--- Exercise goal ---
Return all lines where the word "Options" can be found.

--- Data ---
-- start --
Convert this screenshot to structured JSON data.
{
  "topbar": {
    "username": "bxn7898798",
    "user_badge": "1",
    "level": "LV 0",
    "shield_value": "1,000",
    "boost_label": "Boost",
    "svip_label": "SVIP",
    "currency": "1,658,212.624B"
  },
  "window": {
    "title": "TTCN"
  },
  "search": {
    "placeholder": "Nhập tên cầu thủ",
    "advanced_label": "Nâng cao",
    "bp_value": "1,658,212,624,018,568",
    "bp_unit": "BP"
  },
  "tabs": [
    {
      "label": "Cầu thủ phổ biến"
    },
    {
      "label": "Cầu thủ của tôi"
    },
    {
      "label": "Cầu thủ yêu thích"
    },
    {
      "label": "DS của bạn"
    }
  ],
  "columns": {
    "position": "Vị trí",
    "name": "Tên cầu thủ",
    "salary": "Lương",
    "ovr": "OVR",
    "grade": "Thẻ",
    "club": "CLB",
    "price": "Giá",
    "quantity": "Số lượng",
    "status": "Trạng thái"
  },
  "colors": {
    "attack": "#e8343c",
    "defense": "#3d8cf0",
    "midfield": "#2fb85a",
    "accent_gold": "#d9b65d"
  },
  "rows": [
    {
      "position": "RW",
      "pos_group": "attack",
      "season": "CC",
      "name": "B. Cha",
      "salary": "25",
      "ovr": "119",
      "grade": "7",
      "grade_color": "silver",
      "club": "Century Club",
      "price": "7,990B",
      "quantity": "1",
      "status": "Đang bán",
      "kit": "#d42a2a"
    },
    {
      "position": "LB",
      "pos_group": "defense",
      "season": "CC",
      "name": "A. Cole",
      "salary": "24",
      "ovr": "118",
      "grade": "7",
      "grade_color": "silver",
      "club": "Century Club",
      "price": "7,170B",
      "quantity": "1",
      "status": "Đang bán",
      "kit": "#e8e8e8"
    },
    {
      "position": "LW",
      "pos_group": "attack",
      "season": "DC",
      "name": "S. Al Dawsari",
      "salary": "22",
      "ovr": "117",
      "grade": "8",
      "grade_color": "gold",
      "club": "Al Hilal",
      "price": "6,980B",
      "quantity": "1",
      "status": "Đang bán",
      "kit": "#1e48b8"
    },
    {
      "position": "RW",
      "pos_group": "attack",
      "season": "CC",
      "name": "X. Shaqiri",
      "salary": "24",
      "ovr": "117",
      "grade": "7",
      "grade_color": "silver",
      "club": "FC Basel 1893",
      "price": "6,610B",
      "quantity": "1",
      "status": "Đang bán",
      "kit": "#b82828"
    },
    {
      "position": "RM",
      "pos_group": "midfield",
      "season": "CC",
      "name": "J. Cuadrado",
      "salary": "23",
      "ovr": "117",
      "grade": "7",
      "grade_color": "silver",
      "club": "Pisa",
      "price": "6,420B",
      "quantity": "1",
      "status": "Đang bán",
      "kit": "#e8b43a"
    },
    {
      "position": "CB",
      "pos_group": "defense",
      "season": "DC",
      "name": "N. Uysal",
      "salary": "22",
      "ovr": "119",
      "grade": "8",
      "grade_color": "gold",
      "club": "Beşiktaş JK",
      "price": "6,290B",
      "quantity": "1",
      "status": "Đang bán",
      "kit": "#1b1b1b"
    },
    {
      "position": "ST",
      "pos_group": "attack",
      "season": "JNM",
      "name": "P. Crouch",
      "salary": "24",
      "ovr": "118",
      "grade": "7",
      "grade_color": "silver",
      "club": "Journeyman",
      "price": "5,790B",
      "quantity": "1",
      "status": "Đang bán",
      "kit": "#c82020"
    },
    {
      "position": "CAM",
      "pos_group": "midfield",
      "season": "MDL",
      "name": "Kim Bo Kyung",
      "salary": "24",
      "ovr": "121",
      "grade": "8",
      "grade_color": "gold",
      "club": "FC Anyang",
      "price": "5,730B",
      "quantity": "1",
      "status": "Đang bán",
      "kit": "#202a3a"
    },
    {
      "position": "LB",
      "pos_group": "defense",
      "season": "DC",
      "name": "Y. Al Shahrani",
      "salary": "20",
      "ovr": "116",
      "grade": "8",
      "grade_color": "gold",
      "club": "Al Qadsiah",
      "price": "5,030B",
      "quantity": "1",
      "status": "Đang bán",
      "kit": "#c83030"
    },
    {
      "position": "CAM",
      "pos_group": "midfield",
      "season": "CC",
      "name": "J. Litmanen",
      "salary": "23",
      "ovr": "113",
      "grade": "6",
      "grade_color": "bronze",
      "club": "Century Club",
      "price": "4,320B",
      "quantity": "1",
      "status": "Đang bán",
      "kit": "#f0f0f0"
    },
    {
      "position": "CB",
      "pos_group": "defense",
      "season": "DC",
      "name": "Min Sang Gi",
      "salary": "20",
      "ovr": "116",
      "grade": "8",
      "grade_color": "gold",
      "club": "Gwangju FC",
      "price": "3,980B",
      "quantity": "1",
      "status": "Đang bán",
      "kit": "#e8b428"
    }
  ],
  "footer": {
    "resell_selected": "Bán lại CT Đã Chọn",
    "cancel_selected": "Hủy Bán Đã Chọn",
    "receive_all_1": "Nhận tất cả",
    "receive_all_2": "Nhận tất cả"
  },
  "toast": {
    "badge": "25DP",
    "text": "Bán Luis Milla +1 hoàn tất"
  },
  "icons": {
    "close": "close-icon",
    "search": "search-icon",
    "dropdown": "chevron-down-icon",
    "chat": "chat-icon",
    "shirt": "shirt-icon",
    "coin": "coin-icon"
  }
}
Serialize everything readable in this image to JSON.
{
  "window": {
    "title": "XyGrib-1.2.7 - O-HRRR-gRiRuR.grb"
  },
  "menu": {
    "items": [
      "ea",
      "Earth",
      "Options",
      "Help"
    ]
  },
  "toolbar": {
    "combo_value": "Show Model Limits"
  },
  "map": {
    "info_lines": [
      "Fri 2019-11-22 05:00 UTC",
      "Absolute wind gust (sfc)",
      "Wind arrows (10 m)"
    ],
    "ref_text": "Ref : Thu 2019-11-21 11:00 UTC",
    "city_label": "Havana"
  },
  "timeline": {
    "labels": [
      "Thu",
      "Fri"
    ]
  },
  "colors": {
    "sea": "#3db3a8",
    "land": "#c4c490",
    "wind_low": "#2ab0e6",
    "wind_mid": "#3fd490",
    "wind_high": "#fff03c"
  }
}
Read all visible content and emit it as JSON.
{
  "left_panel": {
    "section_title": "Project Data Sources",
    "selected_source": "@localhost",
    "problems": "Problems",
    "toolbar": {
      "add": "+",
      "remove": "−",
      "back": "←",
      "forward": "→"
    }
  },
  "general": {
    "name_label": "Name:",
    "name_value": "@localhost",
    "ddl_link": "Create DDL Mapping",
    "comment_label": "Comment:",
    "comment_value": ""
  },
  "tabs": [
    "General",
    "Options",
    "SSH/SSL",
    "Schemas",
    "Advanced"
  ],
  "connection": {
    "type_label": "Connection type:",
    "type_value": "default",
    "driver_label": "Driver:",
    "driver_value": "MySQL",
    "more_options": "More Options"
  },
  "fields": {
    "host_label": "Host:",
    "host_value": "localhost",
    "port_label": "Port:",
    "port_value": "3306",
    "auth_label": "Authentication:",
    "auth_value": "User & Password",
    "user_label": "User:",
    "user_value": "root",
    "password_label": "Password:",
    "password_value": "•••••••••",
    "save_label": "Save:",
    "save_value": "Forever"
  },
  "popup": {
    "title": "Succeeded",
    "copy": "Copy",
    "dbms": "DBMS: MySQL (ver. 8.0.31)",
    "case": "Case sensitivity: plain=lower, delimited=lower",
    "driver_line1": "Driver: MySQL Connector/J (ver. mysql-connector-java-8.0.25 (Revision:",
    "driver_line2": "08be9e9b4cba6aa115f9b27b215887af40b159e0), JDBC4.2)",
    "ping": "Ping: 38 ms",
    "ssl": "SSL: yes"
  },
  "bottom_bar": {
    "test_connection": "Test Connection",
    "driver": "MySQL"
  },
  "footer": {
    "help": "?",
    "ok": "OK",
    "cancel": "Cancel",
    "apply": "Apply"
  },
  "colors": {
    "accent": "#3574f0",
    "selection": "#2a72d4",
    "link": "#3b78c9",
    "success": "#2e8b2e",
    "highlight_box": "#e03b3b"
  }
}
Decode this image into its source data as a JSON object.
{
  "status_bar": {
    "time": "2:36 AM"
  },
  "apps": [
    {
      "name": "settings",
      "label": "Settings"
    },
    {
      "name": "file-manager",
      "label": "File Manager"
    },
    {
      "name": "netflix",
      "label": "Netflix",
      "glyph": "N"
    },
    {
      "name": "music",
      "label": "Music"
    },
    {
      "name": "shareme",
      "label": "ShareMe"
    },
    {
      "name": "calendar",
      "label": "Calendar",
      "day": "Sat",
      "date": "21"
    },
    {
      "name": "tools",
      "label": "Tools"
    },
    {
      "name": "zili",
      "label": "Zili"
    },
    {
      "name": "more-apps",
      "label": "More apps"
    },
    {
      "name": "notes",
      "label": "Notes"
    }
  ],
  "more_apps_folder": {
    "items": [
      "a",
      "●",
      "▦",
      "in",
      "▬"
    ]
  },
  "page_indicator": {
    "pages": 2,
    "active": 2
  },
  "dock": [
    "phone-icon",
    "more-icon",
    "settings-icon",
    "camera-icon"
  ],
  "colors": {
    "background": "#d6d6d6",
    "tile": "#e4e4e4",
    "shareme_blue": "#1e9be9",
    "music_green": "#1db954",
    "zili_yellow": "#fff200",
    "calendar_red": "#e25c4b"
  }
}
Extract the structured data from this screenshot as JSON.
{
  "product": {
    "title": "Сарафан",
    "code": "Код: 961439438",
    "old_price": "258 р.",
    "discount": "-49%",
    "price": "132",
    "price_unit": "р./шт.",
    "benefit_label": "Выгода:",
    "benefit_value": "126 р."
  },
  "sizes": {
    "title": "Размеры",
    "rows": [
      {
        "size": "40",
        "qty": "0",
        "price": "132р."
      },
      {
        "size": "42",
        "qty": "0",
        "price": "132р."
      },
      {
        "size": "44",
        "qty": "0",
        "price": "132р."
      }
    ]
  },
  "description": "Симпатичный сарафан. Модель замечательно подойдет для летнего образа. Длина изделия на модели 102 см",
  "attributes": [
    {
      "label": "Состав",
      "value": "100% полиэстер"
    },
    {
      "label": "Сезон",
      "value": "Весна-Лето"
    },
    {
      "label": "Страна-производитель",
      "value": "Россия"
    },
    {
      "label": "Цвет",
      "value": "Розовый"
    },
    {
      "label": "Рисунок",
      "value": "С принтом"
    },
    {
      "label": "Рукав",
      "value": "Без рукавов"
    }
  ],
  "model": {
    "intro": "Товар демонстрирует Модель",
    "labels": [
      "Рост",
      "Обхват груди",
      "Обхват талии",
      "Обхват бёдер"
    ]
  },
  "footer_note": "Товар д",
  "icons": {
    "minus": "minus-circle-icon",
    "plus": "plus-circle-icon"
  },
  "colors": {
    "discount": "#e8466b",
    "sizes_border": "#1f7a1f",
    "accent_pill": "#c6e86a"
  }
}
-- end --
--- The result ---
      "Options",
    "Options",
    "more_options": "More Options"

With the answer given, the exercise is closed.